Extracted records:
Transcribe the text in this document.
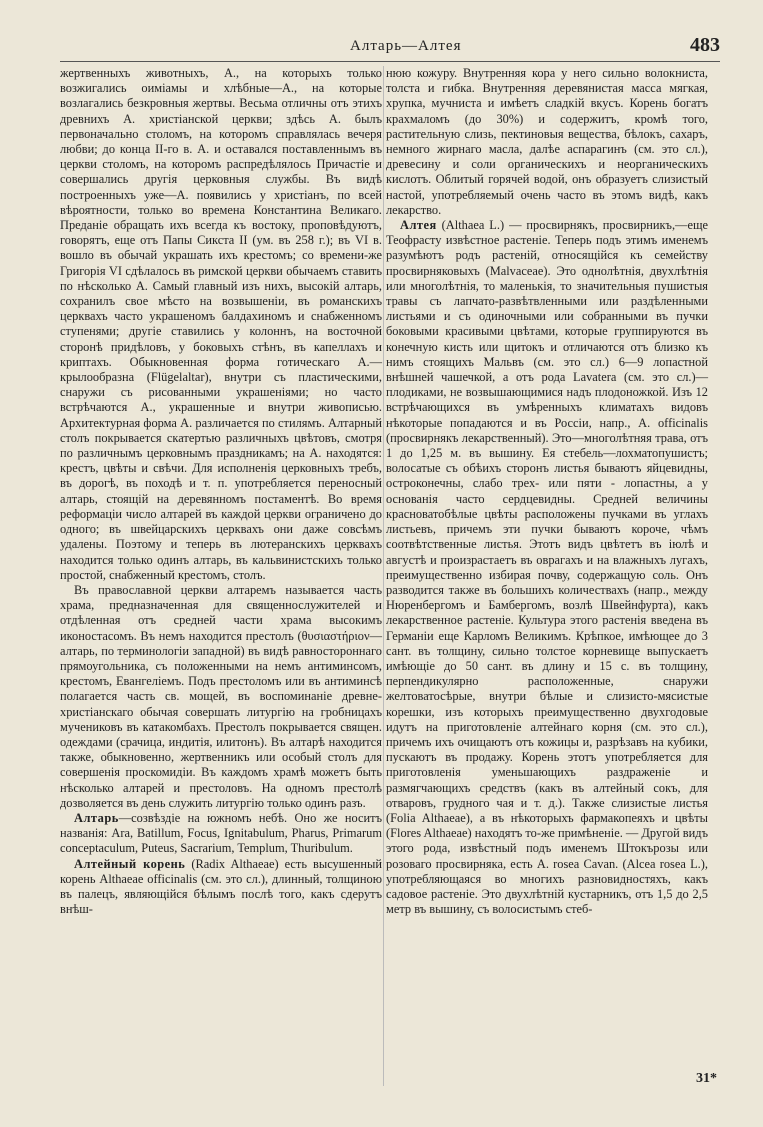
Алтарь—Алтея	483

жертвенныхъ животныхъ, А., на которыхъ только возжигались оиміамы и хлѣбные—А., на которые возлагались безкровныя жертвы. Весьма отличны отъ этихъ древнихъ А. христіанской церкви; здѣсь А. былъ первоначально столомъ, на которомъ справлялась вечеря любви; до конца II-го в. А. и оставался поставленнымъ въ церкви столомъ, на которомъ распредѣлялось Причастіе и совершались другія церковныя службы. Въ видѣ построенныхъ уже—А. появились у христіанъ, по всей вѣроятности, только во времена Константина Великаго. Преданіе обращать ихъ всегда къ востоку, проповѣдуютъ, говорятъ, еще отъ Папы Сикста II (ум. въ 258 г.); въ VI в. вошло въ обычай украшать ихъ крестомъ; со времени-же Григорія VI сдѣлалось въ римской церкви обычаемъ ставить по нѣсколько А. Самый главный изъ нихъ, высокій алтарь, сохранилъ свое мѣсто на возвышеніи, въ романскихъ церквахъ часто украшеномъ балдахиномъ и снабженномъ ступенями; другіе ставились у колоннъ, на восточной сторонѣ придѣловъ, у боковыхъ стѣнъ, въ капеллахъ и криптахъ. Обыкновенная форма готическаго А.—крылообразна (Flügelaltar), внутри съ пластическими, снаружи съ рисованными украшеніями; но часто встрѣчаются А., украшенные и внутри живописью. Архитектурная форма А. различается по стилямъ. Алтарный столъ покрывается скатертью различныхъ цвѣтовъ, смотря по различнымъ церковнымъ праздникамъ; на А. находятся: крестъ, цвѣты и свѣчи. Для исполненія церковныхъ требъ, въ дорогѣ, въ походѣ и т. п. употребляется переносный алтарь, стоящій на деревянномъ постаментѣ. Во время реформаціи число алтарей въ каждой церкви ограничено до одного; въ швейцарскихъ церквахъ они даже совсѣмъ удалены. Поэтому и теперь въ лютеранскихъ церквахъ находится только одинъ алтарь, въ кальвинистскихъ только простой, снабженный крестомъ, столъ.

Въ православной церкви алтаремъ называется часть храма, предназначенная для священнослужителей и отдѣленная отъ средней части храма высокимъ иконостасомъ. Въ немъ находится престолъ (θυσιαστήριον—алтарь, по терминологіи западной) въ видѣ равностороннаго прямоугольника, съ положенными на немъ антиминсомъ, крестомъ, Евангеліемъ. Подъ престоломъ или въ антиминсѣ полагается часть св. мощей, въ воспоминаніе древне-христіанскаго обычая совершать литургію на гробницахъ мучениковъ въ катакомбахъ. Престолъ покрывается священ. одеждами (срачица, индитія, илитонъ). Въ алтарѣ находится также, обыкновенно, жертвенникъ или особый столъ для совершенія проскомидіи. Въ каждомъ храмѣ можетъ быть нѣсколько алтарей и престоловъ. На одномъ престолѣ дозволяется въ день служить литургію только одинъ разъ.

Алтарь—созвѣздіе на южномъ небѣ. Оно же носитъ названія: Ara, Batillum, Focus, Ignitabulum, Pharus, Primarum conceptaculum, Puteus, Sacrarium, Templum, Thuribulum.

Алтейный корень (Radix Althaeae) есть высушенный корень Althaeae officinalis (см. это сл.), длинный, толщиною въ палецъ, являющійся бѣлымъ послѣ того, какъ сдерутъ внѣш-

нюю кожуру. Внутренняя кора у него сильно волокниста, толста и гибка. Внутренняя деревянистая масса мягкая, хрупка, мучниста и имѣетъ сладкій вкусъ. Корень богатъ крахмаломъ (до 30%) и содержитъ, кромѣ того, растительную слизь, пектиновыя вещества, бѣлокъ, сахаръ, немного жирнаго масла, далѣе аспарагинъ (см. это сл.), древесину и соли органическихъ и неорганическихъ кислотъ. Облитый горячей водой, онъ образуетъ слизистый настой, употребляемый очень часто въ этомъ видѣ, какъ лекарство.

Алтея (Althaea L.) — просвирнякъ, просвирникъ,—еще Теофрасту извѣстное растеніе. Теперь подъ этимъ именемъ разумѣютъ родъ растеній, относящійся къ семейству просвирняковыхъ (Malvaceae). Это однолѣтнія, двухлѣтнія или многолѣтнія, то маленькія, то значительныя пушистыя травы съ лапчато-развѣтвленными или раздѣленными листьями и съ одиночными или собранными въ пучки боковыми красивыми цвѣтами, которые группируются въ конечную кисть или щитокъ и отличаются отъ близко къ нимъ стоящихъ Мальвъ (см. это сл.) 6—9 лопастной внѣшней чашечкой, а отъ рода Lavatera (см. это сл.)— плодиками, не возвышающимися надъ плодоножкой. Изъ 12 встрѣчающихся въ умѣренныхъ климатахъ видовъ нѣкоторые попадаются и въ Россіи, напр., A. officinalis (просвирнякъ лекарственный). Это—многолѣтняя трава, отъ 1 до 1,25 м. въ вышину. Ея стебель—лохматопушистъ; волосатые съ обѣихъ сторонъ листья бываютъ яйцевидны, остроконечны, слабо трех- или пяти - лопастны, а у основанія часто сердцевидны. Средней величины красноватобѣлые цвѣты расположены пучками въ углахъ листьевъ, причемъ эти пучки бываютъ короче, чѣмъ соотвѣтственные листья. Этотъ видъ цвѣтетъ въ іюлѣ и августѣ и произрастаетъ въ оврагахъ и на влажныхъ лугахъ, преимущественно избирая почву, содержащую соль. Онъ разводится также въ большихъ количествахъ (напр., между Нюренбергомъ и Бамбергомъ, возлѣ Швейнфурта), какъ лекарственное растеніе. Культура этого растенія введена въ Германіи еще Карломъ Великимъ. Крѣпкое, имѣющее до 3 сант. въ толщину, сильно толстое корневище выпускаетъ имѣющіе до 50 сант. въ длину и 15 с. въ толщину, перпендикулярно расположенные, снаружи желтоватосѣрые, внутри бѣлые и слизисто-мясистые корешки, изъ которыхъ преимущественно двухгодовые идутъ на приготовленіе алтейнаго корня (см. это сл.), причемъ ихъ очищаютъ отъ кожицы и, разрѣзавъ на кубики, пускаютъ въ продажу. Корень этотъ употребляется для приготовленія уменьшающихъ раздраженіе и размягчающихъ средствъ (какъ въ алтейный сокъ, для отваровъ, грудного чая и т. д.). Также слизистые листья (Folia Althaeae), а въ нѣкоторыхъ фармакопеяхъ и цвѣты (Flores Althaeae) находятъ то-же примѣненіе. — Другой видъ этого рода, извѣстный подъ именемъ Штокърозы или розоваго просвирняка, есть A. rosea Cavan. (Alcea rosea L.), употребляющаяся во многихъ разновидностяхъ, какъ садовое растеніе. Это двухлѣтній кустарникъ, отъ 1,5 до 2,5 метр въ вышину, съ волосистымъ стеб-

31*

## [GOAL]
Leave the pictures out and write out every entry exactly as given.

## [FINAL ANSWER]
Transcribe the text in this document.
Алтарь—Алтея	483

жертвенныхъ животныхъ, А., на которыхъ только возжигались оиміамы и хлѣбные—А., на которые возлагались безкровныя жертвы. Весьма отличны отъ этихъ древнихъ А. христіанской церкви; здѣсь А. былъ первоначально столомъ, на которомъ справлялась вечеря любви; до конца II-го в. А. и оставался поставленнымъ въ церкви столомъ, на которомъ распредѣлялось Причастіе и совершались другія церковныя службы. Въ видѣ построенныхъ уже—А. появились у христіанъ, по всей вѣроятности, только во времена Константина Великаго. Преданіе обращать ихъ всегда къ востоку, проповѣдуютъ, говорятъ, еще отъ Папы Сикста II (ум. въ 258 г.); въ VI в. вошло въ обычай украшать ихъ крестомъ; со времени-же Григорія VI сдѣлалось въ римской церкви обычаемъ ставить по нѣсколько А. Самый главный изъ нихъ, высокій алтарь, сохранилъ свое мѣсто на возвышеніи, въ романскихъ церквахъ часто украшеномъ балдахиномъ и снабженномъ ступенями; другіе ставились у колоннъ, на восточной сторонѣ придѣловъ, у боковыхъ стѣнъ, въ капеллахъ и криптахъ. Обыкновенная форма готическаго А.—крылообразна (Flügelaltar), внутри съ пластическими, снаружи съ рисованными украшеніями; но часто встрѣчаются А., украшенные и внутри живописью. Архитектурная форма А. различается по стилямъ. Алтарный столъ покрывается скатертью различныхъ цвѣтовъ, смотря по различнымъ церковнымъ праздникамъ; на А. находятся: крестъ, цвѣты и свѣчи. Для исполненія церковныхъ требъ, въ дорогѣ, въ походѣ и т. п. употребляется переносный алтарь, стоящій на деревянномъ постаментѣ. Во время реформаціи число алтарей въ каждой церкви ограничено до одного; въ швейцарскихъ церквахъ они даже совсѣмъ удалены. Поэтому и теперь въ лютеранскихъ церквахъ находится только одинъ алтарь, въ кальвинистскихъ только простой, снабженный крестомъ, столъ.

Въ православной церкви алтаремъ называется часть храма, предназначенная для священнослужителей и отдѣленная отъ средней части храма высокимъ иконостасомъ. Въ немъ находится престолъ (θυσιαστήριον—алтарь, по терминологіи западной) въ видѣ равностороннаго прямоугольника, съ положенными на немъ антиминсомъ, крестомъ, Евангеліемъ. Подъ престоломъ или въ антиминсѣ полагается часть св. мощей, въ воспоминаніе древне-христіанскаго обычая совершать литургію на гробницахъ мучениковъ въ катакомбахъ. Престолъ покрывается священ. одеждами (срачица, индитія, илитонъ). Въ алтарѣ находится также, обыкновенно, жертвенникъ или особый столъ для совершенія проскомидіи. Въ каждомъ храмѣ можетъ быть нѣсколько алтарей и престоловъ. На одномъ престолѣ дозволяется въ день служить литургію только одинъ разъ.

Алтарь—созвѣздіе на южномъ небѣ. Оно же носитъ названія: Ara, Batillum, Focus, Ignitabulum, Pharus, Primarum conceptaculum, Puteus, Sacrarium, Templum, Thuribulum.

Алтейный корень (Radix Althaeae) есть высушенный корень Althaeae officinalis (см. это сл.), длинный, толщиною въ палецъ, являющійся бѣлымъ послѣ того, какъ сдерутъ внѣш-

нюю кожуру. Внутренняя кора у него сильно волокниста, толста и гибка. Внутренняя деревянистая масса мягкая, хрупка, мучниста и имѣетъ сладкій вкусъ. Корень богатъ крахмаломъ (до 30%) и содержитъ, кромѣ того, растительную слизь, пектиновыя вещества, бѣлокъ, сахаръ, немного жирнаго масла, далѣе аспарагинъ (см. это сл.), древесину и соли органическихъ и неорганическихъ кислотъ. Облитый горячей водой, онъ образуетъ слизистый настой, употребляемый очень часто въ этомъ видѣ, какъ лекарство.

Алтея (Althaea L.) — просвирнякъ, просвирникъ,—еще Теофрасту извѣстное растеніе. Теперь подъ этимъ именемъ разумѣютъ родъ растеній, относящійся къ семейству просвирняковыхъ (Malvaceae). Это однолѣтнія, двухлѣтнія или многолѣтнія, то маленькія, то значительныя пушистыя травы съ лапчато-развѣтвленными или раздѣленными листьями и съ одиночными или собранными въ пучки боковыми красивыми цвѣтами, которые группируются въ конечную кисть или щитокъ и отличаются отъ близко къ нимъ стоящихъ Мальвъ (см. это сл.) 6—9 лопастной внѣшней чашечкой, а отъ рода Lavatera (см. это сл.)— плодиками, не возвышающимися надъ плодоножкой. Изъ 12 встрѣчающихся въ умѣренныхъ климатахъ видовъ нѣкоторые попадаются и въ Россіи, напр., A. officinalis (просвирнякъ лекарственный). Это—многолѣтняя трава, отъ 1 до 1,25 м. въ вышину. Ея стебель—лохматопушистъ; волосатые съ обѣихъ сторонъ листья бываютъ яйцевидны, остроконечны, слабо трех- или пяти - лопастны, а у основанія часто сердцевидны. Средней величины красноватобѣлые цвѣты расположены пучками въ углахъ листьевъ, причемъ эти пучки бываютъ короче, чѣмъ соотвѣтственные листья. Этотъ видъ цвѣтетъ въ іюлѣ и августѣ и произрастаетъ въ оврагахъ и на влажныхъ лугахъ, преимущественно избирая почву, содержащую соль. Онъ разводится также въ большихъ количествахъ (напр., между Нюренбергомъ и Бамбергомъ, возлѣ Швейнфурта), какъ лекарственное растеніе. Культура этого растенія введена въ Германіи еще Карломъ Великимъ. Крѣпкое, имѣющее до 3 сант. въ толщину, сильно толстое корневище выпускаетъ имѣющіе до 50 сант. въ длину и 15 с. въ толщину, перпендикулярно расположенные, снаружи желтоватосѣрые, внутри бѣлые и слизисто-мясистые корешки, изъ которыхъ преимущественно двухгодовые идутъ на приготовленіе алтейнаго корня (см. это сл.), причемъ ихъ очищаютъ отъ кожицы и, разрѣзавъ на кубики, пускаютъ въ продажу. Корень этотъ употребляется для приготовленія уменьшающихъ раздраженіе и размягчающихъ средствъ (какъ въ алтейный сокъ, для отваровъ, грудного чая и т. д.). Также слизистые листья (Folia Althaeae), а въ нѣкоторыхъ фармакопеяхъ и цвѣты (Flores Althaeae) находятъ то-же примѣненіе. — Другой видъ этого рода, извѣстный подъ именемъ Штокърозы или розоваго просвирняка, есть A. rosea Cavan. (Alcea rosea L.), употребляющаяся во многихъ разновидностяхъ, какъ садовое растеніе. Это двухлѣтній кустарникъ, отъ 1,5 до 2,5 метр въ вышину, съ волосистымъ стеб-

31*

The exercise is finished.